Request:
Lines that hold the word "this" should be located and copied.

***** Information shown *****

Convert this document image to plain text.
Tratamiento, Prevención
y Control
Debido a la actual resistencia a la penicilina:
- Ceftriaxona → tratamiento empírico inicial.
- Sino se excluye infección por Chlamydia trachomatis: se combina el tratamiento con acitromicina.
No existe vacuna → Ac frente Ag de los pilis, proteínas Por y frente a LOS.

*****
***** Information shown *****

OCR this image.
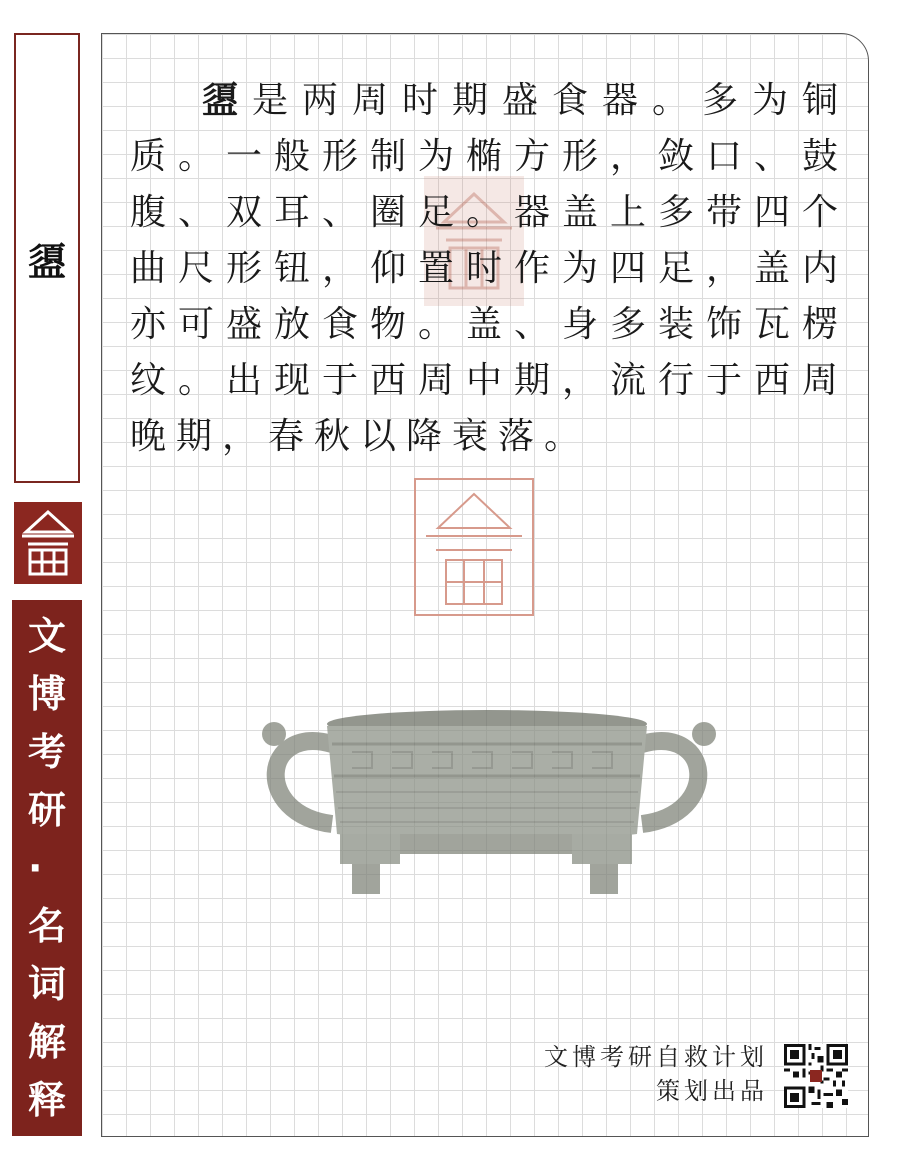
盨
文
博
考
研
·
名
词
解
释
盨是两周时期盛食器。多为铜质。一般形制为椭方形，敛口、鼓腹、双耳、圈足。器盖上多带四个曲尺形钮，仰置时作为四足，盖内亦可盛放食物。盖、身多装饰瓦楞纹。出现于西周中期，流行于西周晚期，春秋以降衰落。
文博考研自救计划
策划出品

*****

Answer for the task:
Convert this document image to plain text.
OCR this image.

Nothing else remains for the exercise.